++++ Records for this exercise ++++

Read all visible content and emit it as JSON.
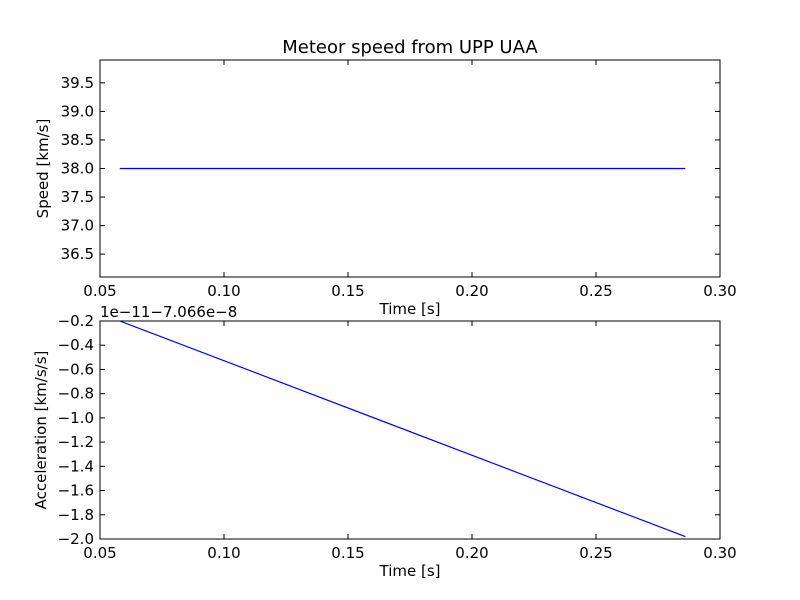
{
  "chart_data": [
    {
      "type": "line",
      "title": "Meteor speed from  UPP UAA",
      "xlabel": "Time [s]",
      "ylabel": "Speed [km/s]",
      "xlim": [
        0.05,
        0.3
      ],
      "ylim": [
        36.1,
        39.9
      ],
      "xticks": [
        0.05,
        0.1,
        0.15,
        0.2,
        0.25,
        0.3
      ],
      "xtick_labels": [
        "0.05",
        "0.10",
        "0.15",
        "0.20",
        "0.25",
        "0.30"
      ],
      "yticks": [
        36.5,
        37.0,
        37.5,
        38.0,
        38.5,
        39.0,
        39.5
      ],
      "ytick_labels": [
        "36.5",
        "37.0",
        "37.5",
        "38.0",
        "38.5",
        "39.0",
        "39.5"
      ],
      "series": [
        {
          "color": "#0000ff",
          "x": [
            0.058,
            0.286
          ],
          "y": [
            38.0,
            38.0
          ]
        }
      ]
    },
    {
      "type": "line",
      "title": "",
      "xlabel": "Time [s]",
      "ylabel": "Acceleration [km/s/s]",
      "offset_text": "1e−11−7.066e−8",
      "xlim": [
        0.05,
        0.3
      ],
      "ylim": [
        -2.0,
        -0.2
      ],
      "xticks": [
        0.05,
        0.1,
        0.15,
        0.2,
        0.25,
        0.3
      ],
      "xtick_labels": [
        "0.05",
        "0.10",
        "0.15",
        "0.20",
        "0.25",
        "0.30"
      ],
      "yticks": [
        -2.0,
        -1.8,
        -1.6,
        -1.4,
        -1.2,
        -1.0,
        -0.8,
        -0.6,
        -0.4,
        -0.2
      ],
      "ytick_labels": [
        "−2.0",
        "−1.8",
        "−1.6",
        "−1.4",
        "−1.2",
        "−1.0",
        "−0.8",
        "−0.6",
        "−0.4",
        "−0.2"
      ],
      "series": [
        {
          "color": "#0000ff",
          "x": [
            0.058,
            0.286
          ],
          "y": [
            -0.2,
            -1.98
          ]
        }
      ]
    }
  ]
}
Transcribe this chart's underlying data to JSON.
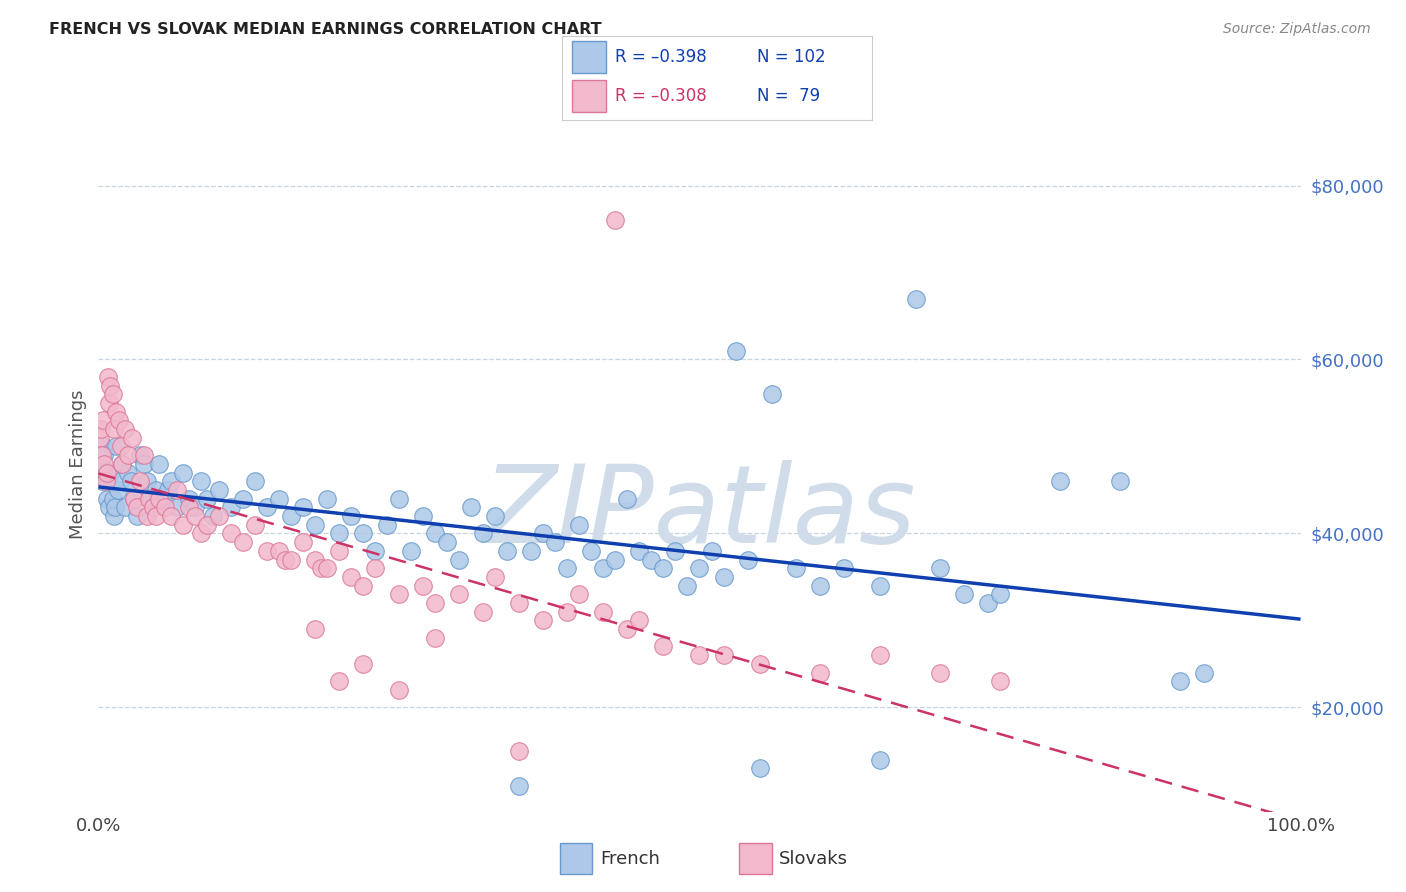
{
  "title": "FRENCH VS SLOVAK MEDIAN EARNINGS CORRELATION CHART",
  "source": "Source: ZipAtlas.com",
  "ylabel": "Median Earnings",
  "yticks": [
    20000,
    40000,
    60000,
    80000
  ],
  "ytick_labels": [
    "$20,000",
    "$40,000",
    "$60,000",
    "$80,000"
  ],
  "xlim": [
    0.0,
    1.0
  ],
  "ylim": [
    8000,
    88000
  ],
  "french_color": "#adc8e8",
  "french_edge": "#6699cc",
  "slovak_color": "#f2b8cc",
  "slovak_edge": "#dd7799",
  "french_line_color": "#1040b0",
  "slovak_line_color": "#cc3366",
  "legend_color_french": "#1040b0",
  "legend_color_slovak_R": "#cc3366",
  "legend_color_N": "#1040b0",
  "watermark": "ZIPatlas",
  "watermark_color": "#d0dcea",
  "background_color": "#ffffff",
  "grid_color": "#c8d4e0",
  "french_scatter_x": [
    0.002,
    0.003,
    0.004,
    0.005,
    0.006,
    0.007,
    0.008,
    0.009,
    0.01,
    0.012,
    0.013,
    0.014,
    0.015,
    0.016,
    0.018,
    0.02,
    0.022,
    0.025,
    0.027,
    0.03,
    0.032,
    0.035,
    0.038,
    0.04,
    0.043,
    0.045,
    0.048,
    0.05,
    0.055,
    0.058,
    0.06,
    0.065,
    0.07,
    0.075,
    0.08,
    0.085,
    0.09,
    0.095,
    0.1,
    0.11,
    0.12,
    0.13,
    0.14,
    0.15,
    0.16,
    0.17,
    0.18,
    0.19,
    0.2,
    0.21,
    0.22,
    0.23,
    0.24,
    0.25,
    0.26,
    0.27,
    0.28,
    0.29,
    0.3,
    0.31,
    0.32,
    0.33,
    0.34,
    0.36,
    0.37,
    0.38,
    0.39,
    0.4,
    0.41,
    0.42,
    0.43,
    0.44,
    0.45,
    0.46,
    0.47,
    0.48,
    0.49,
    0.5,
    0.51,
    0.52,
    0.53,
    0.54,
    0.56,
    0.58,
    0.6,
    0.62,
    0.65,
    0.68,
    0.7,
    0.72,
    0.74,
    0.75,
    0.8,
    0.85,
    0.9,
    0.92,
    0.35,
    0.55,
    0.65
  ],
  "french_scatter_y": [
    48000,
    46000,
    50000,
    49000,
    47000,
    44000,
    46000,
    43000,
    47000,
    44000,
    42000,
    43000,
    50000,
    45000,
    46000,
    48000,
    43000,
    47000,
    46000,
    44000,
    42000,
    49000,
    48000,
    46000,
    44000,
    43000,
    45000,
    48000,
    44000,
    45000,
    46000,
    43000,
    47000,
    44000,
    43000,
    46000,
    44000,
    42000,
    45000,
    43000,
    44000,
    46000,
    43000,
    44000,
    42000,
    43000,
    41000,
    44000,
    40000,
    42000,
    40000,
    38000,
    41000,
    44000,
    38000,
    42000,
    40000,
    39000,
    37000,
    43000,
    40000,
    42000,
    38000,
    38000,
    40000,
    39000,
    36000,
    41000,
    38000,
    36000,
    37000,
    44000,
    38000,
    37000,
    36000,
    38000,
    34000,
    36000,
    38000,
    35000,
    61000,
    37000,
    56000,
    36000,
    34000,
    36000,
    34000,
    67000,
    36000,
    33000,
    32000,
    33000,
    46000,
    46000,
    23000,
    24000,
    11000,
    13000,
    14000
  ],
  "slovak_scatter_x": [
    0.001,
    0.002,
    0.003,
    0.004,
    0.005,
    0.006,
    0.007,
    0.008,
    0.009,
    0.01,
    0.012,
    0.013,
    0.015,
    0.017,
    0.019,
    0.02,
    0.022,
    0.025,
    0.028,
    0.03,
    0.032,
    0.035,
    0.038,
    0.04,
    0.042,
    0.045,
    0.048,
    0.05,
    0.055,
    0.06,
    0.065,
    0.07,
    0.075,
    0.08,
    0.085,
    0.09,
    0.1,
    0.11,
    0.12,
    0.13,
    0.14,
    0.15,
    0.155,
    0.16,
    0.17,
    0.18,
    0.185,
    0.19,
    0.2,
    0.21,
    0.22,
    0.23,
    0.25,
    0.27,
    0.28,
    0.3,
    0.32,
    0.33,
    0.35,
    0.37,
    0.39,
    0.4,
    0.42,
    0.43,
    0.44,
    0.45,
    0.47,
    0.5,
    0.52,
    0.55,
    0.6,
    0.65,
    0.7,
    0.75,
    0.22,
    0.25,
    0.28,
    0.18,
    0.2,
    0.35
  ],
  "slovak_scatter_y": [
    51000,
    52000,
    49000,
    53000,
    48000,
    46000,
    47000,
    58000,
    55000,
    57000,
    56000,
    52000,
    54000,
    53000,
    50000,
    48000,
    52000,
    49000,
    51000,
    44000,
    43000,
    46000,
    49000,
    42000,
    44000,
    43000,
    42000,
    44000,
    43000,
    42000,
    45000,
    41000,
    43000,
    42000,
    40000,
    41000,
    42000,
    40000,
    39000,
    41000,
    38000,
    38000,
    37000,
    37000,
    39000,
    37000,
    36000,
    36000,
    38000,
    35000,
    34000,
    36000,
    33000,
    34000,
    32000,
    33000,
    31000,
    35000,
    32000,
    30000,
    31000,
    33000,
    31000,
    76000,
    29000,
    30000,
    27000,
    26000,
    26000,
    25000,
    24000,
    26000,
    24000,
    23000,
    25000,
    22000,
    28000,
    29000,
    23000,
    15000
  ]
}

++++

> Aim of the exercise: Quote every record above exactly, leaving out any pictures.

> Output for this task:
Read all visible content and emit it as JSON.
{
  "chart_data": [
    {
      "type": "line",
      "title": "Meteor speed from  UPP UAA",
      "xlabel": "Time [s]",
      "ylabel": "Speed [km/s]",
      "xlim": [
        0.05,
        0.3
      ],
      "ylim": [
        36.1,
        39.9
      ],
      "xticks": [
        0.05,
        0.1,
        0.15,
        0.2,
        0.25,
        0.3
      ],
      "xtick_labels": [
        "0.05",
        "0.10",
        "0.15",
        "0.20",
        "0.25",
        "0.30"
      ],
      "yticks": [
        36.5,
        37.0,
        37.5,
        38.0,
        38.5,
        39.0,
        39.5
      ],
      "ytick_labels": [
        "36.5",
        "37.0",
        "37.5",
        "38.0",
        "38.5",
        "39.0",
        "39.5"
      ],
      "series": [
        {
          "color": "#0000ff",
          "x": [
            0.058,
            0.286
          ],
          "y": [
            38.0,
            38.0
          ]
        }
      ]
    },
    {
      "type": "line",
      "title": "",
      "xlabel": "Time [s]",
      "ylabel": "Acceleration [km/s/s]",
      "offset_text": "1e−11−7.066e−8",
      "xlim": [
        0.05,
        0.3
      ],
      "ylim": [
        -2.0,
        -0.2
      ],
      "xticks": [
        0.05,
        0.1,
        0.15,
        0.2,
        0.25,
        0.3
      ],
      "xtick_labels": [
        "0.05",
        "0.10",
        "0.15",
        "0.20",
        "0.25",
        "0.30"
      ],
      "yticks": [
        -2.0,
        -1.8,
        -1.6,
        -1.4,
        -1.2,
        -1.0,
        -0.8,
        -0.6,
        -0.4,
        -0.2
      ],
      "ytick_labels": [
        "−2.0",
        "−1.8",
        "−1.6",
        "−1.4",
        "−1.2",
        "−1.0",
        "−0.8",
        "−0.6",
        "−0.4",
        "−0.2"
      ],
      "series": [
        {
          "color": "#0000ff",
          "x": [
            0.058,
            0.286
          ],
          "y": [
            -0.2,
            -1.98
          ]
        }
      ]
    }
  ]
}
Transcribe this chart's underlying data to JSON.
{
  "title": "FRENCH VS SLOVAK MEDIAN EARNINGS CORRELATION CHART",
  "source": "Source: ZipAtlas.com",
  "ylabel": "Median Earnings",
  "yticks": [
    20000,
    40000,
    60000,
    80000
  ],
  "ytick_labels": [
    "$20,000",
    "$40,000",
    "$60,000",
    "$80,000"
  ],
  "xlim": [
    0.0,
    1.0
  ],
  "ylim": [
    8000,
    88000
  ],
  "french_color": "#adc8e8",
  "french_edge": "#6699cc",
  "slovak_color": "#f2b8cc",
  "slovak_edge": "#dd7799",
  "french_line_color": "#1040b0",
  "slovak_line_color": "#cc3366",
  "legend_color_french": "#1040b0",
  "legend_color_slovak_R": "#cc3366",
  "legend_color_N": "#1040b0",
  "watermark": "ZIPatlas",
  "watermark_color": "#d0dcea",
  "background_color": "#ffffff",
  "grid_color": "#c8d4e0",
  "french_scatter_x": [
    0.002,
    0.003,
    0.004,
    0.005,
    0.006,
    0.007,
    0.008,
    0.009,
    0.01,
    0.012,
    0.013,
    0.014,
    0.015,
    0.016,
    0.018,
    0.02,
    0.022,
    0.025,
    0.027,
    0.03,
    0.032,
    0.035,
    0.038,
    0.04,
    0.043,
    0.045,
    0.048,
    0.05,
    0.055,
    0.058,
    0.06,
    0.065,
    0.07,
    0.075,
    0.08,
    0.085,
    0.09,
    0.095,
    0.1,
    0.11,
    0.12,
    0.13,
    0.14,
    0.15,
    0.16,
    0.17,
    0.18,
    0.19,
    0.2,
    0.21,
    0.22,
    0.23,
    0.24,
    0.25,
    0.26,
    0.27,
    0.28,
    0.29,
    0.3,
    0.31,
    0.32,
    0.33,
    0.34,
    0.36,
    0.37,
    0.38,
    0.39,
    0.4,
    0.41,
    0.42,
    0.43,
    0.44,
    0.45,
    0.46,
    0.47,
    0.48,
    0.49,
    0.5,
    0.51,
    0.52,
    0.53,
    0.54,
    0.56,
    0.58,
    0.6,
    0.62,
    0.65,
    0.68,
    0.7,
    0.72,
    0.74,
    0.75,
    0.8,
    0.85,
    0.9,
    0.92,
    0.35,
    0.55,
    0.65
  ],
  "french_scatter_y": [
    48000,
    46000,
    50000,
    49000,
    47000,
    44000,
    46000,
    43000,
    47000,
    44000,
    42000,
    43000,
    50000,
    45000,
    46000,
    48000,
    43000,
    47000,
    46000,
    44000,
    42000,
    49000,
    48000,
    46000,
    44000,
    43000,
    45000,
    48000,
    44000,
    45000,
    46000,
    43000,
    47000,
    44000,
    43000,
    46000,
    44000,
    42000,
    45000,
    43000,
    44000,
    46000,
    43000,
    44000,
    42000,
    43000,
    41000,
    44000,
    40000,
    42000,
    40000,
    38000,
    41000,
    44000,
    38000,
    42000,
    40000,
    39000,
    37000,
    43000,
    40000,
    42000,
    38000,
    38000,
    40000,
    39000,
    36000,
    41000,
    38000,
    36000,
    37000,
    44000,
    38000,
    37000,
    36000,
    38000,
    34000,
    36000,
    38000,
    35000,
    61000,
    37000,
    56000,
    36000,
    34000,
    36000,
    34000,
    67000,
    36000,
    33000,
    32000,
    33000,
    46000,
    46000,
    23000,
    24000,
    11000,
    13000,
    14000
  ],
  "slovak_scatter_x": [
    0.001,
    0.002,
    0.003,
    0.004,
    0.005,
    0.006,
    0.007,
    0.008,
    0.009,
    0.01,
    0.012,
    0.013,
    0.015,
    0.017,
    0.019,
    0.02,
    0.022,
    0.025,
    0.028,
    0.03,
    0.032,
    0.035,
    0.038,
    0.04,
    0.042,
    0.045,
    0.048,
    0.05,
    0.055,
    0.06,
    0.065,
    0.07,
    0.075,
    0.08,
    0.085,
    0.09,
    0.1,
    0.11,
    0.12,
    0.13,
    0.14,
    0.15,
    0.155,
    0.16,
    0.17,
    0.18,
    0.185,
    0.19,
    0.2,
    0.21,
    0.22,
    0.23,
    0.25,
    0.27,
    0.28,
    0.3,
    0.32,
    0.33,
    0.35,
    0.37,
    0.39,
    0.4,
    0.42,
    0.43,
    0.44,
    0.45,
    0.47,
    0.5,
    0.52,
    0.55,
    0.6,
    0.65,
    0.7,
    0.75,
    0.22,
    0.25,
    0.28,
    0.18,
    0.2,
    0.35
  ],
  "slovak_scatter_y": [
    51000,
    52000,
    49000,
    53000,
    48000,
    46000,
    47000,
    58000,
    55000,
    57000,
    56000,
    52000,
    54000,
    53000,
    50000,
    48000,
    52000,
    49000,
    51000,
    44000,
    43000,
    46000,
    49000,
    42000,
    44000,
    43000,
    42000,
    44000,
    43000,
    42000,
    45000,
    41000,
    43000,
    42000,
    40000,
    41000,
    42000,
    40000,
    39000,
    41000,
    38000,
    38000,
    37000,
    37000,
    39000,
    37000,
    36000,
    36000,
    38000,
    35000,
    34000,
    36000,
    33000,
    34000,
    32000,
    33000,
    31000,
    35000,
    32000,
    30000,
    31000,
    33000,
    31000,
    76000,
    29000,
    30000,
    27000,
    26000,
    26000,
    25000,
    24000,
    26000,
    24000,
    23000,
    25000,
    22000,
    28000,
    29000,
    23000,
    15000
  ]
}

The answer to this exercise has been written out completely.